_Given instruction_
Search the records below for the word "friction". Pull out each line that has it.

[Extracted material start]

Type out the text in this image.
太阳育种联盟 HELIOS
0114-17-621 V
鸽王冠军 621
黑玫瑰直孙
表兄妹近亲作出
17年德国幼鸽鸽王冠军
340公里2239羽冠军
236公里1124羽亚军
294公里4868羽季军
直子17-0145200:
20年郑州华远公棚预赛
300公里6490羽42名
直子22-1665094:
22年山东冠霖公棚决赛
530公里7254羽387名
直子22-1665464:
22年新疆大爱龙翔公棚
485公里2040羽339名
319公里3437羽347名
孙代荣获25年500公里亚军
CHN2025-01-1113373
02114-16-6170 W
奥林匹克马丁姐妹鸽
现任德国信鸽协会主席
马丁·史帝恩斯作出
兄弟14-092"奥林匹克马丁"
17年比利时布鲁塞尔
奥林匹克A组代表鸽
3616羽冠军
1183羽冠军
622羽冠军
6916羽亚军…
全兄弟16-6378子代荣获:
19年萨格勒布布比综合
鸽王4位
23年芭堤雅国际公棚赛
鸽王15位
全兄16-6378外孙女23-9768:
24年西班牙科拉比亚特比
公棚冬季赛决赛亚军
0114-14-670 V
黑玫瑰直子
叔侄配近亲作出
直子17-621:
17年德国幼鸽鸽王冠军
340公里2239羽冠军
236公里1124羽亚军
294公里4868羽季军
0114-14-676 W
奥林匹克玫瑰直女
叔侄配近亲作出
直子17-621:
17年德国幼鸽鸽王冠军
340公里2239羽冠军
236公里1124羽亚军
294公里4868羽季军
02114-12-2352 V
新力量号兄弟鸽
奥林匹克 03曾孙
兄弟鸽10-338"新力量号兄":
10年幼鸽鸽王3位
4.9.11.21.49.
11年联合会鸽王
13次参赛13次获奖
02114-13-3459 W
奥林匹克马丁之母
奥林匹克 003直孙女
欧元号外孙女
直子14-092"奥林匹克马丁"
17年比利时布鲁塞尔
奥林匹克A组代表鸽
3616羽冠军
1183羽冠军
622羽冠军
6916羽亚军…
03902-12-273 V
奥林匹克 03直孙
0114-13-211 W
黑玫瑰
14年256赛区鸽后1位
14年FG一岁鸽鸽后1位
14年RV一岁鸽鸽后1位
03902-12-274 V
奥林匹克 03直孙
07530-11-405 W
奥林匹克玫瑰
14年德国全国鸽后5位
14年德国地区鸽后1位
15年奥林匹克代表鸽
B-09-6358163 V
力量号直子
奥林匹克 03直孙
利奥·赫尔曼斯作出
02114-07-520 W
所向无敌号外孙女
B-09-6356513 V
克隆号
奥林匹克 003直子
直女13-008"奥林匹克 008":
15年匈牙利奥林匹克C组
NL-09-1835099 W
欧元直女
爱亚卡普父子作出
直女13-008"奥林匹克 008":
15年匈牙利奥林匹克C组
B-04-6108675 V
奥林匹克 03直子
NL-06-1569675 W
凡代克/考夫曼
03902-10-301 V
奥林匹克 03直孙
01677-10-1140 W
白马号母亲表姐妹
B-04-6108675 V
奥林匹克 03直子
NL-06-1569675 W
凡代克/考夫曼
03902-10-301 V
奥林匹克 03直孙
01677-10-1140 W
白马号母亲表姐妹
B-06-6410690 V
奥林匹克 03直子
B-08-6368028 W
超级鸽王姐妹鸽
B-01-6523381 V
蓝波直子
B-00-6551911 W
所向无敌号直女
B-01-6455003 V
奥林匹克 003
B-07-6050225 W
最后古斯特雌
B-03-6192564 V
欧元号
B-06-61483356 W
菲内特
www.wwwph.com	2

[Extracted material end]
[Extracted material start]

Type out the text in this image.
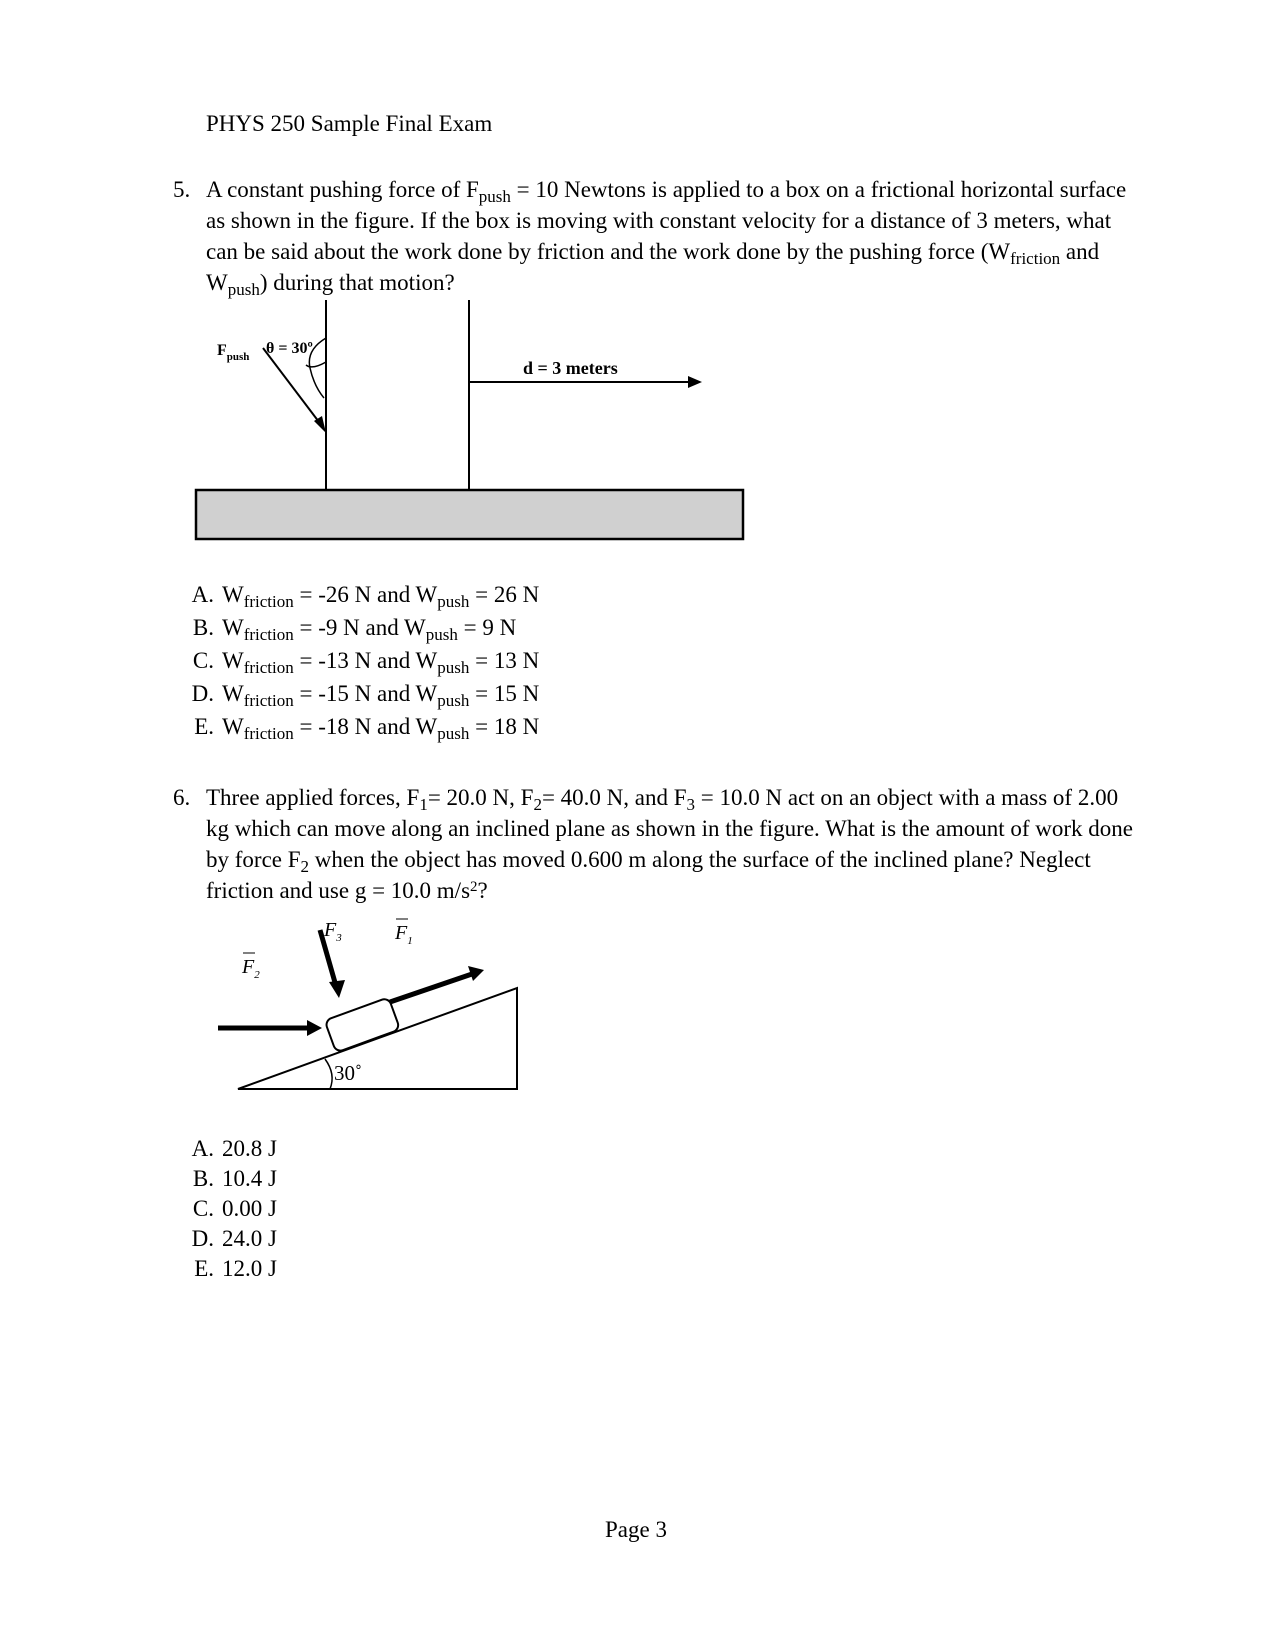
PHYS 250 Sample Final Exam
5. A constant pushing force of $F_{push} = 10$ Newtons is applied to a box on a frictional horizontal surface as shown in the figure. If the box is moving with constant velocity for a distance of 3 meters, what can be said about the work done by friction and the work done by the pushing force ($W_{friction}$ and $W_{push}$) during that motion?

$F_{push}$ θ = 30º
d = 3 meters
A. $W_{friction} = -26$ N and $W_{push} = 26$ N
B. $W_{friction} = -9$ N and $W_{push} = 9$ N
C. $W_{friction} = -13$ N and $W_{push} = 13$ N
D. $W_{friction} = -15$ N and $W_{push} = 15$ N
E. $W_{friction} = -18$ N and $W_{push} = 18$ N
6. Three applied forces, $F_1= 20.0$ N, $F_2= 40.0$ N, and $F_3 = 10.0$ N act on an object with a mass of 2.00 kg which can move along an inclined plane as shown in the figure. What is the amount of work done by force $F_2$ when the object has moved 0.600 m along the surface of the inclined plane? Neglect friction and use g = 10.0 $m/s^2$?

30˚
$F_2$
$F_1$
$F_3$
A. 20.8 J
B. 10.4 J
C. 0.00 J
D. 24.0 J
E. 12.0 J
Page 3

[Extracted material end]

_Task solution_
5. A constant pushing force of $F_{push} = 10$ Newtons is applied to a box on a frictional horizontal surface as shown in the figure. If the box is moving with constant velocity for a distance of 3 meters, what can be said about the work done by friction and the work done by the pushing force ($W_{friction}$ and $W_{push}$) during that motion?
A. $W_{friction} = -26$ N and $W_{push} = 26$ N
B. $W_{friction} = -9$ N and $W_{push} = 9$ N
C. $W_{friction} = -13$ N and $W_{push} = 13$ N
D. $W_{friction} = -15$ N and $W_{push} = 15$ N
E. $W_{friction} = -18$ N and $W_{push} = 18$ N
6. Three applied forces, $F_1= 20.0$ N, $F_2= 40.0$ N, and $F_3 = 10.0$ N act on an object with a mass of 2.00 kg which can move along an inclined plane as shown in the figure. What is the amount of work done by force $F_2$ when the object has moved 0.600 m along the surface of the inclined plane? Neglect friction and use g = 10.0 $m/s^2$?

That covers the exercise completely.